What needs to be done:
Can you write out the whole listing exactly?

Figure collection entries

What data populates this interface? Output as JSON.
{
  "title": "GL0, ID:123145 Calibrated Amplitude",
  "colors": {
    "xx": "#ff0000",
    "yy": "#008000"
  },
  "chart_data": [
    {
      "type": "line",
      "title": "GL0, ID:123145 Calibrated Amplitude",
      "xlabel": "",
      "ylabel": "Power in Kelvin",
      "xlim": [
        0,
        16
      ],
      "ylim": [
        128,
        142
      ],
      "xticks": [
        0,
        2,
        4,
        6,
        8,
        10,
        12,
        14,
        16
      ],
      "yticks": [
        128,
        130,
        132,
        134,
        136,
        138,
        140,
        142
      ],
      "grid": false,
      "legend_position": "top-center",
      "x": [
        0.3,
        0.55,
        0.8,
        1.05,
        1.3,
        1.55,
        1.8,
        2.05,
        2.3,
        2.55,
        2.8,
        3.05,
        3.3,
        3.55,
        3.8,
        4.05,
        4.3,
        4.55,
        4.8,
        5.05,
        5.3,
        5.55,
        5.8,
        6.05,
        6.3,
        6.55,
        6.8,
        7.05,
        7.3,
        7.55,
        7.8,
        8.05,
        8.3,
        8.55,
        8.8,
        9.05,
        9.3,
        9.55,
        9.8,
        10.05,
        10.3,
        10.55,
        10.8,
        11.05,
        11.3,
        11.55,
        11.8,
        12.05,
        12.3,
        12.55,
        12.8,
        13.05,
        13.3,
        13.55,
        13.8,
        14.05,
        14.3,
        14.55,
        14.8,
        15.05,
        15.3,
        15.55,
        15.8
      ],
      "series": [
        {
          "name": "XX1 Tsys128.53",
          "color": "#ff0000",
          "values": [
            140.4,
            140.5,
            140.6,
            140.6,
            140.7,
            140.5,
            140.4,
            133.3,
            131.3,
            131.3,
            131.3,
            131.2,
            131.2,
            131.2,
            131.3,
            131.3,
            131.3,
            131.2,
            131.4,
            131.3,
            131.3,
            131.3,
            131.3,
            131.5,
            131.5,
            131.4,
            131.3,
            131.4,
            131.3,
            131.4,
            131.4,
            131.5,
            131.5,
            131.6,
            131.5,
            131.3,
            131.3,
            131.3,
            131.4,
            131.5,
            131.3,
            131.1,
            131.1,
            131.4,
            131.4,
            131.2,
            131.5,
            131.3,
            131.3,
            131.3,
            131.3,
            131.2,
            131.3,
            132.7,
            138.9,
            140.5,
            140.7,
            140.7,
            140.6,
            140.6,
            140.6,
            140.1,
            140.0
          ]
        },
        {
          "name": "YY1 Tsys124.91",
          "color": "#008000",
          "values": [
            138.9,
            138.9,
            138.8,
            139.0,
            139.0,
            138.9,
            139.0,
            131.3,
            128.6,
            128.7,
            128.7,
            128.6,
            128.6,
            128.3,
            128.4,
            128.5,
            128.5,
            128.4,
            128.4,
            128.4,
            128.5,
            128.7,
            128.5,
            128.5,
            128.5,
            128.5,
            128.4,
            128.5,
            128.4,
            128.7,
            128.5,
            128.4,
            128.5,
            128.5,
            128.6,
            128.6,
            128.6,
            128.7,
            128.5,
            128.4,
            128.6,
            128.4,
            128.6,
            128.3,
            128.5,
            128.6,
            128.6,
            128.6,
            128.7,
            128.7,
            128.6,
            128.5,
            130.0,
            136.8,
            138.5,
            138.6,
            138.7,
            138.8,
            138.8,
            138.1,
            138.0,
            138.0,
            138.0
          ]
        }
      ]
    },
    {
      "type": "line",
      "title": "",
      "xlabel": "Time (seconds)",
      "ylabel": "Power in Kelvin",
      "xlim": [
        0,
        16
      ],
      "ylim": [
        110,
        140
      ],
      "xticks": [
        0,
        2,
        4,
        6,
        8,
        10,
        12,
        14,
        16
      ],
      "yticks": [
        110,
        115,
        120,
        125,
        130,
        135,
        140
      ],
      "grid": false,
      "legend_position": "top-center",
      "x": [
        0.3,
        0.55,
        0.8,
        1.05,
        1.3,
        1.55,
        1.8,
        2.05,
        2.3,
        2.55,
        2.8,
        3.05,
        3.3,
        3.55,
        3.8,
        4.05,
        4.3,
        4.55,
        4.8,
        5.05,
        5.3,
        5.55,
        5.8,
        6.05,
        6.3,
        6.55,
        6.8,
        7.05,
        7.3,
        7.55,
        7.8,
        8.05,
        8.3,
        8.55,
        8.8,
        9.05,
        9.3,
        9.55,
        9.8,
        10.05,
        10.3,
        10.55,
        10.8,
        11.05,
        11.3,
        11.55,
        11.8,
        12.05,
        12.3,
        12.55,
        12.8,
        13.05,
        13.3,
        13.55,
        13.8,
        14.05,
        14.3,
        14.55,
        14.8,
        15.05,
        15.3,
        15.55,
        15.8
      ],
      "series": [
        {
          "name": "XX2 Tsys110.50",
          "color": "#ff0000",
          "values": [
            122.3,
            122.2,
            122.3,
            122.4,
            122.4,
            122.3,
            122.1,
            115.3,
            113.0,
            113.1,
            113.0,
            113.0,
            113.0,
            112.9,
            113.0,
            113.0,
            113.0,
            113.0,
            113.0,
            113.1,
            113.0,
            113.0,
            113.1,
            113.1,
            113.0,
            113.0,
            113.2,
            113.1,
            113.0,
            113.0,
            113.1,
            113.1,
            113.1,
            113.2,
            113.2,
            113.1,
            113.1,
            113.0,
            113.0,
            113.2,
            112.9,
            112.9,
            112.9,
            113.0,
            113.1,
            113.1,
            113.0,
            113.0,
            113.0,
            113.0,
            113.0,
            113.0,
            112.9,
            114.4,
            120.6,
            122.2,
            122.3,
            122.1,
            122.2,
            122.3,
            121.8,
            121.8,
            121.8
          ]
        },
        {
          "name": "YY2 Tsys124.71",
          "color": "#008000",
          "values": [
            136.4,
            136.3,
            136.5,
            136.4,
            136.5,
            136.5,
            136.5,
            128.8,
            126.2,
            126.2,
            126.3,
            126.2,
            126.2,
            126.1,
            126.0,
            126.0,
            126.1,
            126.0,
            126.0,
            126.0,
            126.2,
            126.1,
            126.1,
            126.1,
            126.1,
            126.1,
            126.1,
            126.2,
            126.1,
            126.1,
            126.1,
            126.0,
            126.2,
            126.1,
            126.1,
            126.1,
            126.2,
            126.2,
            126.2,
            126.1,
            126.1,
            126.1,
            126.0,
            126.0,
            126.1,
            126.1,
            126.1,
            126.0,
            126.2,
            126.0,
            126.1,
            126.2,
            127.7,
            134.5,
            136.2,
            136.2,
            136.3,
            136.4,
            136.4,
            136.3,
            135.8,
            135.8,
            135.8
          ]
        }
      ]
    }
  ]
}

Exercise output:
What data populates this interface? Output as JSON.
{
  "title": "GL0, ID:123145 Calibrated Amplitude",
  "colors": {
    "xx": "#ff0000",
    "yy": "#008000"
  },
  "chart_data": [
    {
      "type": "line",
      "title": "GL0, ID:123145 Calibrated Amplitude",
      "xlabel": "",
      "ylabel": "Power in Kelvin",
      "xlim": [
        0,
        16
      ],
      "ylim": [
        128,
        142
      ],
      "xticks": [
        0,
        2,
        4,
        6,
        8,
        10,
        12,
        14,
        16
      ],
      "yticks": [
        128,
        130,
        132,
        134,
        136,
        138,
        140,
        142
      ],
      "grid": false,
      "legend_position": "top-center",
      "x": [
        0.3,
        0.55,
        0.8,
        1.05,
        1.3,
        1.55,
        1.8,
        2.05,
        2.3,
        2.55,
        2.8,
        3.05,
        3.3,
        3.55,
        3.8,
        4.05,
        4.3,
        4.55,
        4.8,
        5.05,
        5.3,
        5.55,
        5.8,
        6.05,
        6.3,
        6.55,
        6.8,
        7.05,
        7.3,
        7.55,
        7.8,
        8.05,
        8.3,
        8.55,
        8.8,
        9.05,
        9.3,
        9.55,
        9.8,
        10.05,
        10.3,
        10.55,
        10.8,
        11.05,
        11.3,
        11.55,
        11.8,
        12.05,
        12.3,
        12.55,
        12.8,
        13.05,
        13.3,
        13.55,
        13.8,
        14.05,
        14.3,
        14.55,
        14.8,
        15.05,
        15.3,
        15.55,
        15.8
      ],
      "series": [
        {
          "name": "XX1 Tsys128.53",
          "color": "#ff0000",
          "values": [
            140.4,
            140.5,
            140.6,
            140.6,
            140.7,
            140.5,
            140.4,
            133.3,
            131.3,
            131.3,
            131.3,
            131.2,
            131.2,
            131.2,
            131.3,
            131.3,
            131.3,
            131.2,
            131.4,
            131.3,
            131.3,
            131.3,
            131.3,
            131.5,
            131.5,
            131.4,
            131.3,
            131.4,
            131.3,
            131.4,
            131.4,
            131.5,
            131.5,
            131.6,
            131.5,
            131.3,
            131.3,
            131.3,
            131.4,
            131.5,
            131.3,
            131.1,
            131.1,
            131.4,
            131.4,
            131.2,
            131.5,
            131.3,
            131.3,
            131.3,
            131.3,
            131.2,
            131.3,
            132.7,
            138.9,
            140.5,
            140.7,
            140.7,
            140.6,
            140.6,
            140.6,
            140.1,
            140.0
          ]
        },
        {
          "name": "YY1 Tsys124.91",
          "color": "#008000",
          "values": [
            138.9,
            138.9,
            138.8,
            139.0,
            139.0,
            138.9,
            139.0,
            131.3,
            128.6,
            128.7,
            128.7,
            128.6,
            128.6,
            128.3,
            128.4,
            128.5,
            128.5,
            128.4,
            128.4,
            128.4,
            128.5,
            128.7,
            128.5,
            128.5,
            128.5,
            128.5,
            128.4,
            128.5,
            128.4,
            128.7,
            128.5,
            128.4,
            128.5,
            128.5,
            128.6,
            128.6,
            128.6,
            128.7,
            128.5,
            128.4,
            128.6,
            128.4,
            128.6,
            128.3,
            128.5,
            128.6,
            128.6,
            128.6,
            128.7,
            128.7,
            128.6,
            128.5,
            130.0,
            136.8,
            138.5,
            138.6,
            138.7,
            138.8,
            138.8,
            138.1,
            138.0,
            138.0,
            138.0
          ]
        }
      ]
    },
    {
      "type": "line",
      "title": "",
      "xlabel": "Time (seconds)",
      "ylabel": "Power in Kelvin",
      "xlim": [
        0,
        16
      ],
      "ylim": [
        110,
        140
      ],
      "xticks": [
        0,
        2,
        4,
        6,
        8,
        10,
        12,
        14,
        16
      ],
      "yticks": [
        110,
        115,
        120,
        125,
        130,
        135,
        140
      ],
      "grid": false,
      "legend_position": "top-center",
      "x": [
        0.3,
        0.55,
        0.8,
        1.05,
        1.3,
        1.55,
        1.8,
        2.05,
        2.3,
        2.55,
        2.8,
        3.05,
        3.3,
        3.55,
        3.8,
        4.05,
        4.3,
        4.55,
        4.8,
        5.05,
        5.3,
        5.55,
        5.8,
        6.05,
        6.3,
        6.55,
        6.8,
        7.05,
        7.3,
        7.55,
        7.8,
        8.05,
        8.3,
        8.55,
        8.8,
        9.05,
        9.3,
        9.55,
        9.8,
        10.05,
        10.3,
        10.55,
        10.8,
        11.05,
        11.3,
        11.55,
        11.8,
        12.05,
        12.3,
        12.55,
        12.8,
        13.05,
        13.3,
        13.55,
        13.8,
        14.05,
        14.3,
        14.55,
        14.8,
        15.05,
        15.3,
        15.55,
        15.8
      ],
      "series": [
        {
          "name": "XX2 Tsys110.50",
          "color": "#ff0000",
          "values": [
            122.3,
            122.2,
            122.3,
            122.4,
            122.4,
            122.3,
            122.1,
            115.3,
            113.0,
            113.1,
            113.0,
            113.0,
            113.0,
            112.9,
            113.0,
            113.0,
            113.0,
            113.0,
            113.0,
            113.1,
            113.0,
            113.0,
            113.1,
            113.1,
            113.0,
            113.0,
            113.2,
            113.1,
            113.0,
            113.0,
            113.1,
            113.1,
            113.1,
            113.2,
            113.2,
            113.1,
            113.1,
            113.0,
            113.0,
            113.2,
            112.9,
            112.9,
            112.9,
            113.0,
            113.1,
            113.1,
            113.0,
            113.0,
            113.0,
            113.0,
            113.0,
            113.0,
            112.9,
            114.4,
            120.6,
            122.2,
            122.3,
            122.1,
            122.2,
            122.3,
            121.8,
            121.8,
            121.8
          ]
        },
        {
          "name": "YY2 Tsys124.71",
          "color": "#008000",
          "values": [
            136.4,
            136.3,
            136.5,
            136.4,
            136.5,
            136.5,
            136.5,
            128.8,
            126.2,
            126.2,
            126.3,
            126.2,
            126.2,
            126.1,
            126.0,
            126.0,
            126.1,
            126.0,
            126.0,
            126.0,
            126.2,
            126.1,
            126.1,
            126.1,
            126.1,
            126.1,
            126.1,
            126.2,
            126.1,
            126.1,
            126.1,
            126.0,
            126.2,
            126.1,
            126.1,
            126.1,
            126.2,
            126.2,
            126.2,
            126.1,
            126.1,
            126.1,
            126.0,
            126.0,
            126.1,
            126.1,
            126.1,
            126.0,
            126.2,
            126.0,
            126.1,
            126.2,
            127.7,
            134.5,
            136.2,
            136.2,
            136.3,
            136.4,
            136.4,
            136.3,
            135.8,
            135.8,
            135.8
          ]
        }
      ]
    }
  ]
}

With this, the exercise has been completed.